─── TASK MATERIAL
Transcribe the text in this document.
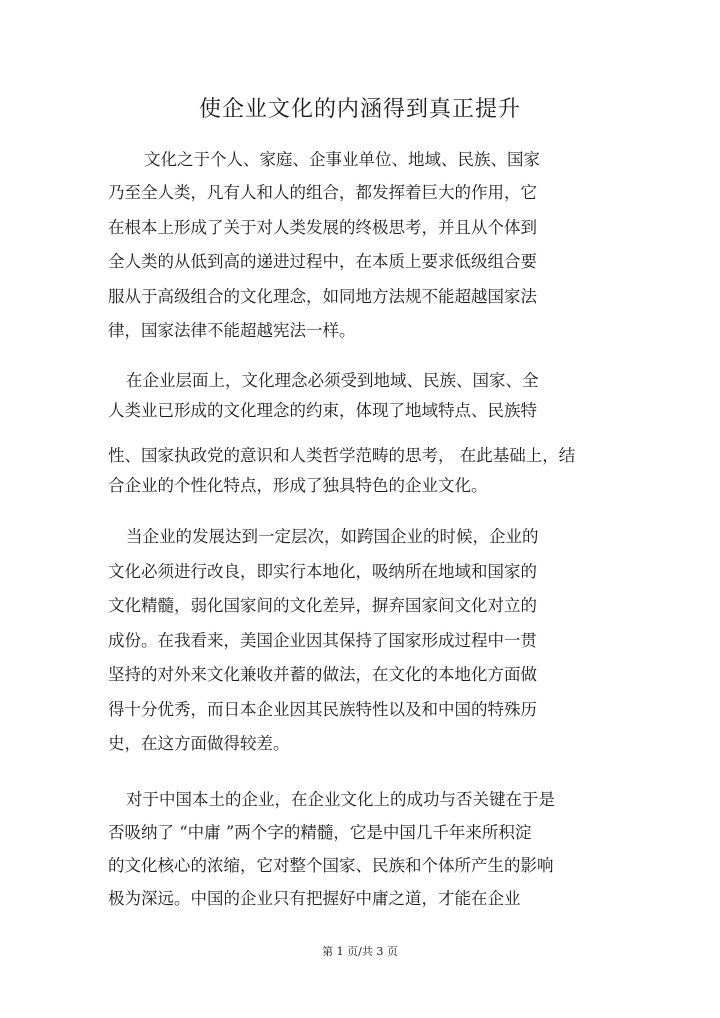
使企业文化的内涵得到真正提升
文化之于个人、家庭、企事业单位、地域、民族、国家
乃至全人类，凡有人和人的组合，都发挥着巨大的作用，它
在根本上形成了关于对人类发展的终极思考，并且从个体到
全人类的从低到高的递进过程中，在本质上要求低级组合要
服从于高级组合的文化理念，如同地方法规不能超越国家法
律，国家法律不能超越宪法一样。
在企业层面上，文化理念必须受到地域、民族、国家、全
人类业已形成的文化理念的约束，体现了地域特点、民族特
性、国家执政党的意识和人类哲学范畴的思考， 在此基础上，结
合企业的个性化特点，形成了独具特色的企业文化。
当企业的发展达到一定层次，如跨国企业的时候，企业的
文化必须进行改良，即实行本地化，吸纳所在地域和国家的
文化精髓，弱化国家间的文化差异，摒弃国家间文化对立的
成份。在我看来，美国企业因其保持了国家形成过程中一贯
坚持的对外来文化兼收并蓄的做法，在文化的本地化方面做
得十分优秀，而日本企业因其民族特性以及和中国的特殊历
史，在这方面做得较差。
对于中国本土的企业，在企业文化上的成功与否关键在于是
否吸纳了 “中庸 ”两个字的精髓，它是中国几千年来所积淀
的文化核心的浓缩，它对整个国家、民族和个体所产生的影响
极为深远。中国的企业只有把握好中庸之道，才能在企业
第 1 页/共 3 页
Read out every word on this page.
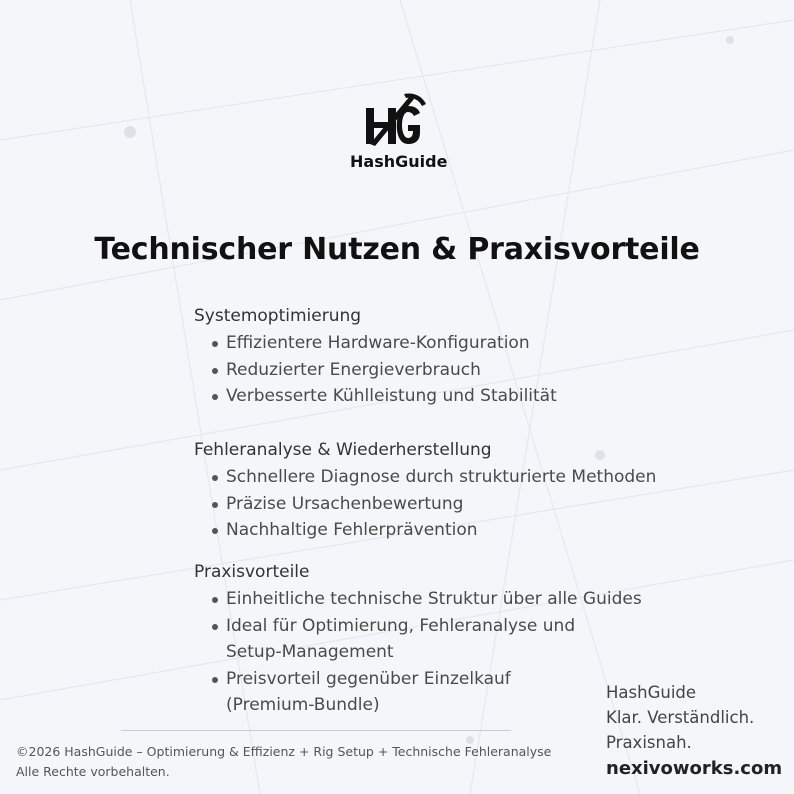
HashGuide
Technischer Nutzen & Praxisvorteile
Systemoptimierung
Effizientere Hardware-Konfiguration
Reduzierter Energieverbrauch
Verbesserte Kühlleistung und Stabilität
Fehleranalyse & Wiederherstellung
Schnellere Diagnose durch strukturierte Methoden
Präzise Ursachenbewertung
Nachhaltige Fehlerprävention
Praxisvorteile
Einheitliche technische Struktur über alle Guides
Ideal für Optimierung, Fehleranalyse und
Setup-Management
Preisvorteil gegenüber Einzelkauf
(Premium-Bundle)
©2026 HashGuide – Optimierung & Effizienz + Rig Setup + Technische Fehleranalyse
Alle Rechte vorbehalten.
HashGuide
Klar. Verständlich.
Praxisnah.
nexivoworks.com
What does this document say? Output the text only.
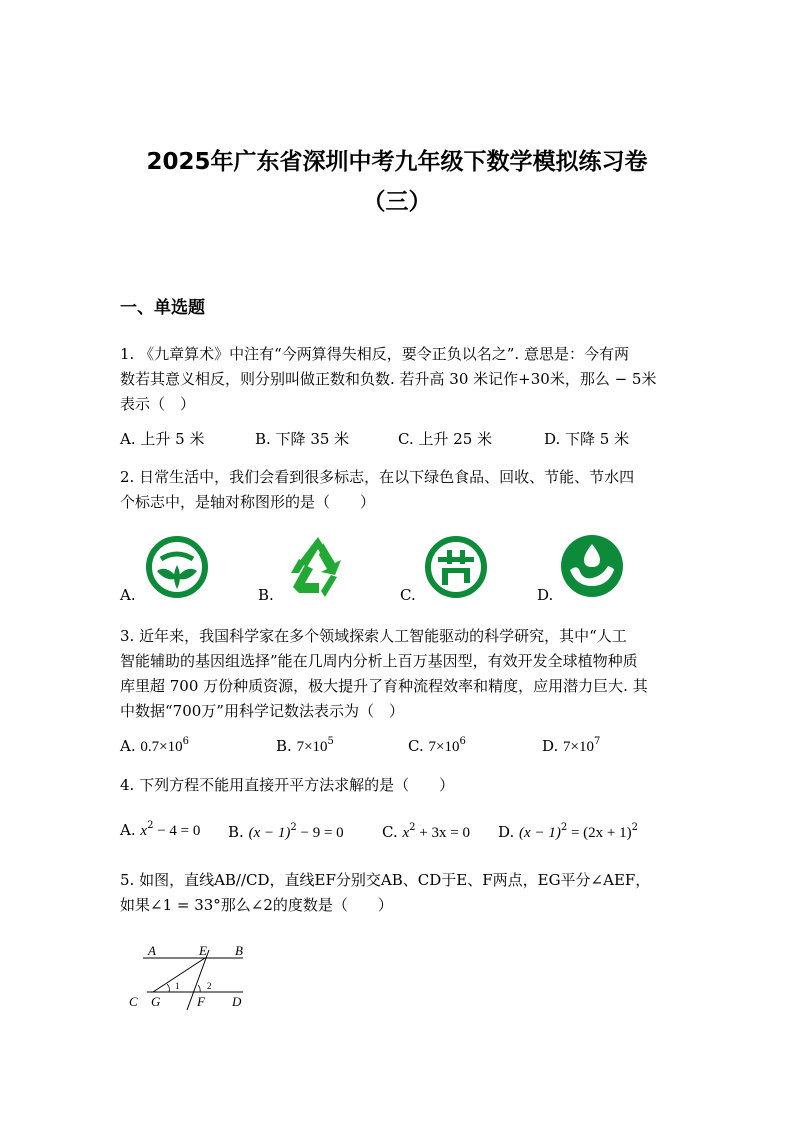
2025年广东省深圳中考九年级下数学模拟练习卷
（三）
一、单选题
1. 《九章算术》中注有“今两算得失相反，要令正负以名之”. 意思是：今有两
数若其意义相反，则分别叫做正数和负数. 若升高 30 米记作+30米，那么 − 5米
表示（　）
A. 上升 5 米	B. 下降 35 米	C. 上升 25 米	D. 下降 5 米
2. 日常生活中，我们会看到很多标志，在以下绿色食品、回收、节能、节水四
个标志中，是轴对称图形的是（　　）
A.	B.	C.	D.
3. 近年来，我国科学家在多个领域探索人工智能驱动的科学研究，其中“人工
智能辅助的基因组选择”能在几周内分析上百万基因型，有效开发全球植物种质
库里超 700 万份种质资源，极大提升了育种流程效率和精度，应用潜力巨大. 其
中数据“700万”用科学记数法表示为（　）
A. $0.7\times 10^6$	B. $7\times 10^5$	C. $7\times 10^6$	D. $7\times 10^7$
4. 下列方程不能用直接开平方法求解的是（　　）
A. $x^2 - 4 = 0$ B. $(x - 1)^2 - 9 = 0$	C. $x^2 + 3x = 0$ D. $(x - 1)^2 = (2x + 1)^2$
5. 如图，直线AB//CD，直线EF分别交AB、CD于E、F两点，EG平分∠AEF，
如果∠1 = 33°那么∠2的度数是（　　）
A	E B
C G	F D
1	2
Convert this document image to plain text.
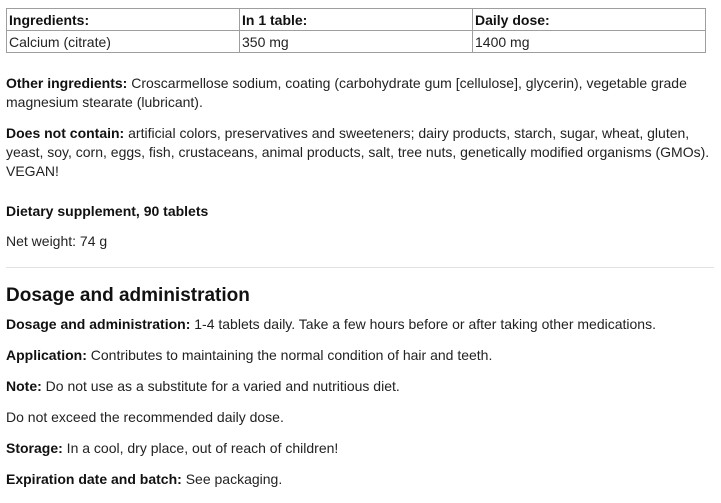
Ingredients:	In 1 table:	Daily dose:
Calcium (citrate)	350 mg	1400 mg

Other ingredients: Croscarmellose sodium, coating (carbohydrate gum [cellulose], glycerin), vegetable grade magnesium stearate (lubricant).

Does not contain: artificial colors, preservatives and sweeteners; dairy products, starch, sugar, wheat, gluten, yeast, soy, corn, eggs, fish, crustaceans, animal products, salt, tree nuts, genetically modified organisms (GMOs). VEGAN!

Dietary supplement, 90 tablets

Net weight: 74 g

Dosage and administration

Dosage and administration: 1-4 tablets daily. Take a few hours before or after taking other medications.

Application: Contributes to maintaining the normal condition of hair and teeth.

Note: Do not use as a substitute for a varied and nutritious diet.

Do not exceed the recommended daily dose.

Storage: In a cool, dry place, out of reach of children!

Expiration date and batch: See packaging.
──────
_EXERCISE:_
Exactly reproduce each record, leaving out any pictures.

_FINAL RESULT:_
Transcribe the text in this document.
使企业文化的内涵得到真正提升
文化之于个人、家庭、企事业单位、地域、民族、国家
乃至全人类，凡有人和人的组合，都发挥着巨大的作用，它
在根本上形成了关于对人类发展的终极思考，并且从个体到
全人类的从低到高的递进过程中，在本质上要求低级组合要
服从于高级组合的文化理念，如同地方法规不能超越国家法
律，国家法律不能超越宪法一样。
在企业层面上，文化理念必须受到地域、民族、国家、全
人类业已形成的文化理念的约束，体现了地域特点、民族特
性、国家执政党的意识和人类哲学范畴的思考， 在此基础上，结
合企业的个性化特点，形成了独具特色的企业文化。
当企业的发展达到一定层次，如跨国企业的时候，企业的
文化必须进行改良，即实行本地化，吸纳所在地域和国家的
文化精髓，弱化国家间的文化差异，摒弃国家间文化对立的
成份。在我看来，美国企业因其保持了国家形成过程中一贯
坚持的对外来文化兼收并蓄的做法，在文化的本地化方面做
得十分优秀，而日本企业因其民族特性以及和中国的特殊历
史，在这方面做得较差。
对于中国本土的企业，在企业文化上的成功与否关键在于是
否吸纳了 “中庸 ”两个字的精髓，它是中国几千年来所积淀
的文化核心的浓缩，它对整个国家、民族和个体所产生的影响
极为深远。中国的企业只有把握好中庸之道，才能在企业
第 1 页/共 3 页
Read out every word on this page.
HashGuide
Technischer Nutzen & Praxisvorteile
Systemoptimierung
Effizientere Hardware-Konfiguration
Reduzierter Energieverbrauch
Verbesserte Kühlleistung und Stabilität
Fehleranalyse & Wiederherstellung
Schnellere Diagnose durch strukturierte Methoden
Präzise Ursachenbewertung
Nachhaltige Fehlerprävention
Praxisvorteile
Einheitliche technische Struktur über alle Guides
Ideal für Optimierung, Fehleranalyse und
Setup-Management
Preisvorteil gegenüber Einzelkauf
(Premium-Bundle)
©2026 HashGuide – Optimierung & Effizienz + Rig Setup + Technische Fehleranalyse
Alle Rechte vorbehalten.
HashGuide
Klar. Verständlich.
Praxisnah.
nexivoworks.com
What does this document say? Output the text only.
2025年广东省深圳中考九年级下数学模拟练习卷
（三）
一、单选题
1. 《九章算术》中注有“今两算得失相反，要令正负以名之”. 意思是：今有两
数若其意义相反，则分别叫做正数和负数. 若升高 30 米记作+30米，那么 − 5米
表示（　）
A. 上升 5 米	B. 下降 35 米	C. 上升 25 米	D. 下降 5 米
2. 日常生活中，我们会看到很多标志，在以下绿色食品、回收、节能、节水四
个标志中，是轴对称图形的是（　　）
A.	B.	C.	D.
3. 近年来，我国科学家在多个领域探索人工智能驱动的科学研究，其中“人工
智能辅助的基因组选择”能在几周内分析上百万基因型，有效开发全球植物种质
库里超 700 万份种质资源，极大提升了育种流程效率和精度，应用潜力巨大. 其
中数据“700万”用科学记数法表示为（　）
A. $0.7\times 10^6$	B. $7\times 10^5$	C. $7\times 10^6$	D. $7\times 10^7$
4. 下列方程不能用直接开平方法求解的是（　　）
A. $x^2 - 4 = 0$ B. $(x - 1)^2 - 9 = 0$	C. $x^2 + 3x = 0$ D. $(x - 1)^2 = (2x + 1)^2$
5. 如图，直线AB//CD，直线EF分别交AB、CD于E、F两点，EG平分∠AEF，
如果∠1 = 33°那么∠2的度数是（　　）
A	E B
C G	F D
1	2
Convert this document image to plain text.
Ingredients:	In 1 table:	Daily dose:
Calcium (citrate)	350 mg	1400 mg

Other ingredients: Croscarmellose sodium, coating (carbohydrate gum [cellulose], glycerin), vegetable grade magnesium stearate (lubricant).

Does not contain: artificial colors, preservatives and sweeteners; dairy products, starch, sugar, wheat, gluten, yeast, soy, corn, eggs, fish, crustaceans, animal products, salt, tree nuts, genetically modified organisms (GMOs). VEGAN!

Dietary supplement, 90 tablets

Net weight: 74 g

Dosage and administration

Dosage and administration: 1-4 tablets daily. Take a few hours before or after taking other medications.

Application: Contributes to maintaining the normal condition of hair and teeth.

Note: Do not use as a substitute for a varied and nutritious diet.

Do not exceed the recommended daily dose.

Storage: In a cool, dry place, out of reach of children!

Expiration date and batch: See packaging.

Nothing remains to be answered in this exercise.